» Objective 1:
Answer these questions about the letter on schools as community centres.
(a) What headline does the letter quote?
(b) Besides staying open all day, at what other times does the writer suggest schools could be open?
(c) Which group in the local community does the writer single out as particularly in need?

#### Selection

To: letters@guardian.co.uk
Re: Schools as local community centres for a sustainable society
Date: Monday 6 September 04

Dear Sir/Madam,

 

"All primary schools to open for 10-hour day"

 

The idea of schools (and not just primary schools) remaining open all day, seems to me, a very good one - and why not in the evenings, at weekends and during the school holidays as well?

 

Local schools might help take the place of our failing (largely non-existent) local communities, providing round-the-clock opportunities for company, activities, adult supervision and support that are so sorely lacking in urban Britain.

 

Not that local schools could substitute for local communities completely, school children not being the only ones in need of them. Perhaps they could be expanded into community centres, offering facilities for company, activities and support for everyone in the local community, particularly the aged.

########

» Objective 2: Report every row below that contains the word "region", copying each such row in full.

#### Given data

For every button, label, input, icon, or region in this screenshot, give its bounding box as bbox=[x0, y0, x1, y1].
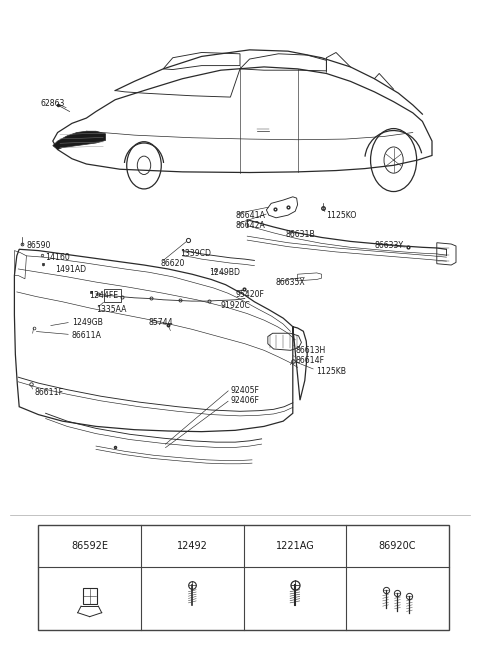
Text: 86620: 86620 bbox=[161, 259, 185, 268]
Text: 86592E: 86592E bbox=[71, 541, 108, 551]
Text: 95420F: 95420F bbox=[235, 290, 264, 299]
Text: 86613H: 86613H bbox=[295, 346, 325, 355]
Text: 85744: 85744 bbox=[149, 318, 173, 327]
Text: 86590: 86590 bbox=[26, 241, 51, 250]
Text: 86642A: 86642A bbox=[235, 221, 265, 230]
Polygon shape bbox=[53, 131, 106, 150]
Text: 14160: 14160 bbox=[46, 253, 71, 262]
Text: 92405F: 92405F bbox=[230, 386, 259, 395]
Text: 86611A: 86611A bbox=[72, 331, 102, 340]
Text: 1335AA: 1335AA bbox=[96, 305, 126, 314]
Text: 86920C: 86920C bbox=[379, 541, 416, 551]
Text: 1491AD: 1491AD bbox=[55, 265, 86, 274]
Text: 1125KB: 1125KB bbox=[316, 367, 346, 376]
Text: 1125KO: 1125KO bbox=[326, 211, 357, 220]
Text: 86614F: 86614F bbox=[295, 356, 324, 365]
Text: 86633Y: 86633Y bbox=[374, 241, 404, 250]
Text: 91920C: 91920C bbox=[221, 300, 251, 310]
Text: 1244FE: 1244FE bbox=[89, 291, 118, 300]
Text: 62863: 62863 bbox=[41, 99, 65, 108]
Text: 1249GB: 1249GB bbox=[72, 318, 103, 327]
Text: 86635X: 86635X bbox=[276, 278, 306, 287]
Text: 86611F: 86611F bbox=[35, 388, 63, 397]
Text: 86641A: 86641A bbox=[235, 211, 265, 220]
Text: 1249BD: 1249BD bbox=[209, 268, 240, 277]
Text: 1339CD: 1339CD bbox=[180, 249, 211, 258]
Text: 1221AG: 1221AG bbox=[276, 541, 314, 551]
Text: 12492: 12492 bbox=[177, 541, 208, 551]
Text: 86631B: 86631B bbox=[286, 230, 315, 239]
Text: 92406F: 92406F bbox=[230, 396, 259, 405]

########

» Expected output 1:
(a) "All primary schools to open for 10-hour day"
(b) In the evenings, at weekends and during the school holidays.
(c) The aged.

» Expected output 2:
For every button, label, input, icon, or region in this screenshot, give its bounding box as bbox=[x0, y0, x1, y1].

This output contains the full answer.